→ Dataset
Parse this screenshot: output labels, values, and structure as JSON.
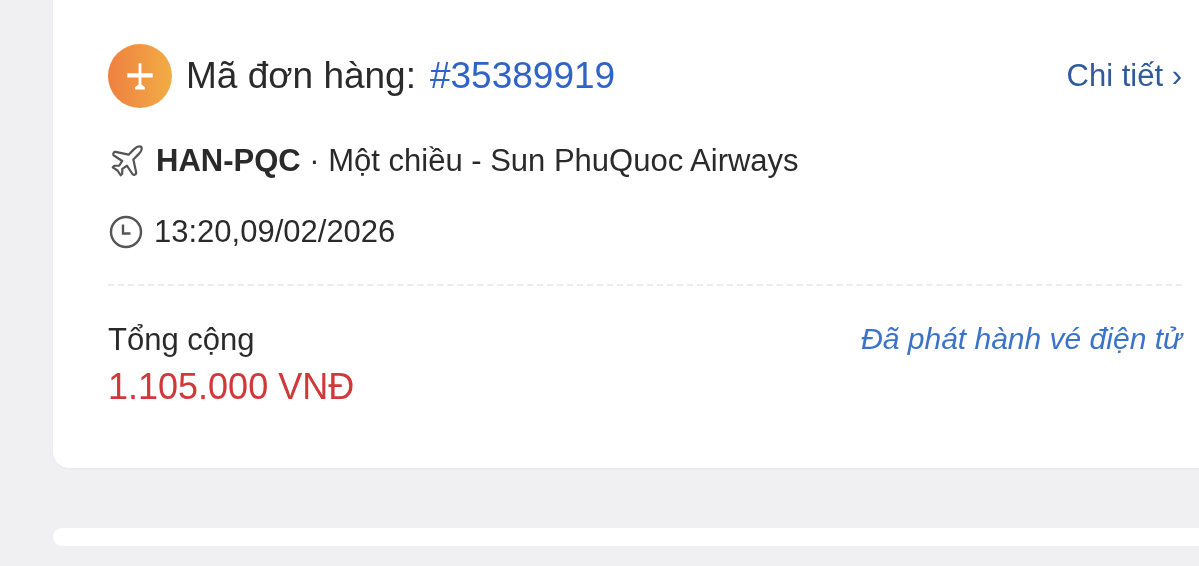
{
  "order": {
    "label": "Mã đơn hàng:",
    "number": "#35389919",
    "detail_link": "Chi tiết ›"
  },
  "route": "**HAN-PQC** · Một chiều - Sun PhuQuoc Airways",
  "time": "13:20,09/02/2026",
  "total": {
    "label": "Tổng cộng",
    "amount": "1.105.000 VNĐ"
  },
  "status": "Đã phát hành vé điện tử"
}
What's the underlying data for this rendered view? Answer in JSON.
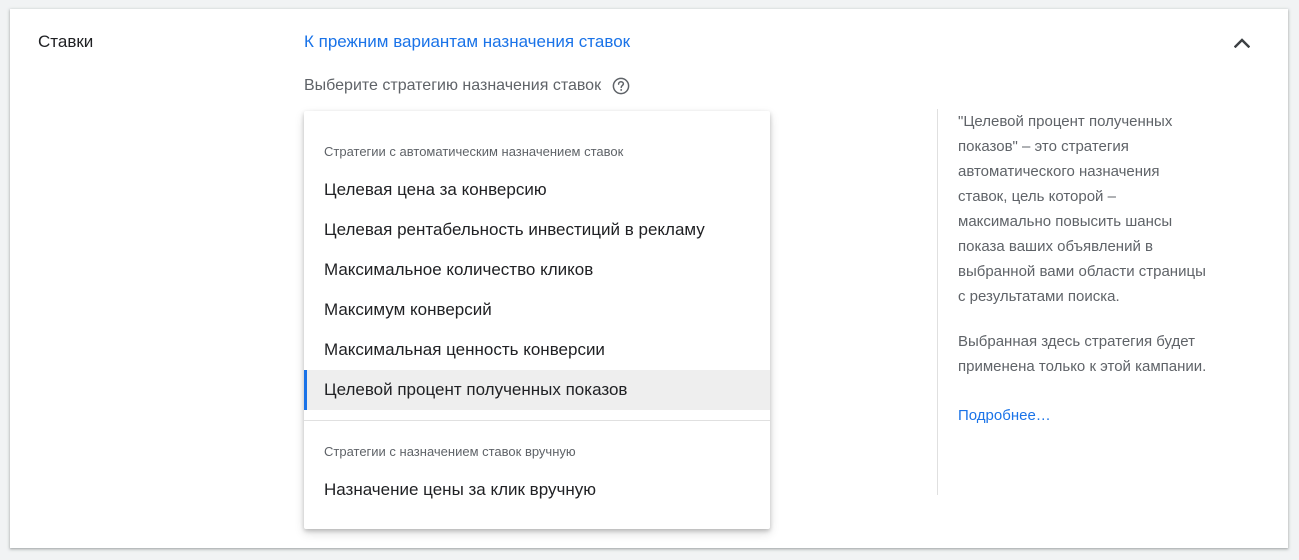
{
  "section": {
    "title": "Ставки",
    "legacy_link": "К прежним вариантам назначения ставок"
  },
  "strategy_select": {
    "label": "Выберите стратегию назначения ставок"
  },
  "dropdown": {
    "auto_group": {
      "header": "Стратегии с автоматическим назначением ставок",
      "options": [
        "Целевая цена за конверсию",
        "Целевая рентабельность инвестиций в рекламу",
        "Максимальное количество кликов",
        "Максимум конверсий",
        "Максимальная ценность конверсии",
        "Целевой процент полученных показов"
      ]
    },
    "manual_group": {
      "header": "Стратегии с назначением ставок вручную",
      "options": [
        "Назначение цены за клик вручную"
      ]
    },
    "selected_option": "Целевой процент полученных показов"
  },
  "info_panel": {
    "paragraph_1": "\"Целевой процент полученных показов\" – это стратегия автоматического назначения ставок, цель которой – максимально повысить шансы показа ваших объявлений в выбранной вами области страницы с результатами поиска.",
    "paragraph_2": "Выбранная здесь стратегия будет применена только к этой кампании.",
    "more_link": "Подробнее…"
  },
  "icons": {
    "collapse": "chevron-up-icon",
    "help": "help-circle-icon"
  },
  "colors": {
    "accent": "#1a73e8",
    "selected_bg": "#eeeeee",
    "text_primary": "#202124",
    "text_secondary": "#5f6368"
  }
}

→ Given task
All entries must be written out again exactly as given, with no pictures in the copy.

→ Answer for the task
Parse this screenshot: output labels, values, and structure as JSON.
{
  "order": {
    "label": "Mã đơn hàng:",
    "number": "#35389919",
    "detail_link": "Chi tiết ›"
  },
  "route": "**HAN-PQC** · Một chiều - Sun PhuQuoc Airways",
  "time": "13:20,09/02/2026",
  "total": {
    "label": "Tổng cộng",
    "amount": "1.105.000 VNĐ"
  },
  "status": "Đã phát hành vé điện tử"
}
What's the underlying data for this rendered view? Answer in JSON.
{
  "section": {
    "title": "Ставки",
    "legacy_link": "К прежним вариантам назначения ставок"
  },
  "strategy_select": {
    "label": "Выберите стратегию назначения ставок"
  },
  "dropdown": {
    "auto_group": {
      "header": "Стратегии с автоматическим назначением ставок",
      "options": [
        "Целевая цена за конверсию",
        "Целевая рентабельность инвестиций в рекламу",
        "Максимальное количество кликов",
        "Максимум конверсий",
        "Максимальная ценность конверсии",
        "Целевой процент полученных показов"
      ]
    },
    "manual_group": {
      "header": "Стратегии с назначением ставок вручную",
      "options": [
        "Назначение цены за клик вручную"
      ]
    },
    "selected_option": "Целевой процент полученных показов"
  },
  "info_panel": {
    "paragraph_1": "\"Целевой процент полученных показов\" – это стратегия автоматического назначения ставок, цель которой – максимально повысить шансы показа ваших объявлений в выбранной вами области страницы с результатами поиска.",
    "paragraph_2": "Выбранная здесь стратегия будет применена только к этой кампании.",
    "more_link": "Подробнее…"
  },
  "icons": {
    "collapse": "chevron-up-icon",
    "help": "help-circle-icon"
  },
  "colors": {
    "accent": "#1a73e8",
    "selected_bg": "#eeeeee",
    "text_primary": "#202124",
    "text_secondary": "#5f6368"
  }
}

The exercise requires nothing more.